» **Brief**
Transcribe the records below exactly.

(Data items)
==========

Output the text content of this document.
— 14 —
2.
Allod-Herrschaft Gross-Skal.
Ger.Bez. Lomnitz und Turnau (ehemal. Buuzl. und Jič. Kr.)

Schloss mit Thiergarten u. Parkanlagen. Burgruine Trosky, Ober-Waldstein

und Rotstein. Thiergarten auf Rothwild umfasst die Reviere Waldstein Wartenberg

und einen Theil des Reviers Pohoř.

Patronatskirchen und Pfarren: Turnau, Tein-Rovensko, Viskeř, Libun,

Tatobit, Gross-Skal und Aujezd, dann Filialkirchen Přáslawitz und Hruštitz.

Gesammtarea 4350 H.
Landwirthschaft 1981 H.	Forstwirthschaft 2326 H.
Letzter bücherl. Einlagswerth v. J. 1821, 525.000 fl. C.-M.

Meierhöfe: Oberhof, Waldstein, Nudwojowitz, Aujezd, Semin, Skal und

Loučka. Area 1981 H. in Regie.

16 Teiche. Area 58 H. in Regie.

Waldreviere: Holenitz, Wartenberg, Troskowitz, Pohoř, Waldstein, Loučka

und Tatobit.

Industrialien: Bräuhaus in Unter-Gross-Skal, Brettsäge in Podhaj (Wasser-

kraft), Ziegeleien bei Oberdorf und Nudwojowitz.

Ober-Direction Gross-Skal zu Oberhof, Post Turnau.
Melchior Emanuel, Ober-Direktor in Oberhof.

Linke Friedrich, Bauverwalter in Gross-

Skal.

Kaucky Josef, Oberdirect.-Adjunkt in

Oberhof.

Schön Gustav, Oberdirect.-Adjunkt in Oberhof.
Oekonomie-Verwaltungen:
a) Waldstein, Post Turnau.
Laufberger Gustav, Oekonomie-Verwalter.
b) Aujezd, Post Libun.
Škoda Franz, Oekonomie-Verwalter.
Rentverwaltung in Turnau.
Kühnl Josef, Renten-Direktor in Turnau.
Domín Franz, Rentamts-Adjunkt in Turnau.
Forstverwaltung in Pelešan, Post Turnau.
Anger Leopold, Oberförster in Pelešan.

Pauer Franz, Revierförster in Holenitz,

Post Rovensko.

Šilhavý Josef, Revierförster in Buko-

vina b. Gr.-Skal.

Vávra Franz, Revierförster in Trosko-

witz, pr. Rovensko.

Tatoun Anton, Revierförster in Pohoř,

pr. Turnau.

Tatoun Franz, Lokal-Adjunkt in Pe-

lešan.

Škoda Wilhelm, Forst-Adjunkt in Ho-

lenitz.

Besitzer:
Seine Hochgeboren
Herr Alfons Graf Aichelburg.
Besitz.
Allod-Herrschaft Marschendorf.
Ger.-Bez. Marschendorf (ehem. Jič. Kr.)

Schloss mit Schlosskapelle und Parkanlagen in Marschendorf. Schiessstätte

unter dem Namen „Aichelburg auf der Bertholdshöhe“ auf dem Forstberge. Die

==========

» **Solution**
Output the text content of this document.
— 14 —
2.
Allod-Herrschaft Gross-Skal.
Ger.Bez. Lomnitz und Turnau (ehemal. Buuzl. und Jič. Kr.)

Schloss mit Thiergarten u. Parkanlagen. Burgruine Trosky, Ober-Waldstein

und Rotstein. Thiergarten auf Rothwild umfasst die Reviere Waldstein Wartenberg

und einen Theil des Reviers Pohoř.

Patronatskirchen und Pfarren: Turnau, Tein-Rovensko, Viskeř, Libun,

Tatobit, Gross-Skal und Aujezd, dann Filialkirchen Přáslawitz und Hruštitz.

Gesammtarea 4350 H.
Landwirthschaft 1981 H.	Forstwirthschaft 2326 H.
Letzter bücherl. Einlagswerth v. J. 1821, 525.000 fl. C.-M.

Meierhöfe: Oberhof, Waldstein, Nudwojowitz, Aujezd, Semin, Skal und

Loučka. Area 1981 H. in Regie.

16 Teiche. Area 58 H. in Regie.

Waldreviere: Holenitz, Wartenberg, Troskowitz, Pohoř, Waldstein, Loučka

und Tatobit.

Industrialien: Bräuhaus in Unter-Gross-Skal, Brettsäge in Podhaj (Wasser-

kraft), Ziegeleien bei Oberdorf und Nudwojowitz.

Ober-Direction Gross-Skal zu Oberhof, Post Turnau.
Melchior Emanuel, Ober-Direktor in Oberhof.

Linke Friedrich, Bauverwalter in Gross-

Skal.

Kaucky Josef, Oberdirect.-Adjunkt in

Oberhof.

Schön Gustav, Oberdirect.-Adjunkt in Oberhof.
Oekonomie-Verwaltungen:
a) Waldstein, Post Turnau.
Laufberger Gustav, Oekonomie-Verwalter.
b) Aujezd, Post Libun.
Škoda Franz, Oekonomie-Verwalter.
Rentverwaltung in Turnau.
Kühnl Josef, Renten-Direktor in Turnau.
Domín Franz, Rentamts-Adjunkt in Turnau.
Forstverwaltung in Pelešan, Post Turnau.
Anger Leopold, Oberförster in Pelešan.

Pauer Franz, Revierförster in Holenitz,

Post Rovensko.

Šilhavý Josef, Revierförster in Buko-

vina b. Gr.-Skal.

Vávra Franz, Revierförster in Trosko-

witz, pr. Rovensko.

Tatoun Anton, Revierförster in Pohoř,

pr. Turnau.

Tatoun Franz, Lokal-Adjunkt in Pe-

lešan.

Škoda Wilhelm, Forst-Adjunkt in Ho-

lenitz.

Besitzer:
Seine Hochgeboren
Herr Alfons Graf Aichelburg.
Besitz.
Allod-Herrschaft Marschendorf.
Ger.-Bez. Marschendorf (ehem. Jič. Kr.)

Schloss mit Schlosskapelle und Parkanlagen in Marschendorf. Schiessstätte

unter dem Namen „Aichelburg auf der Bertholdshöhe“ auf dem Forstberge. Die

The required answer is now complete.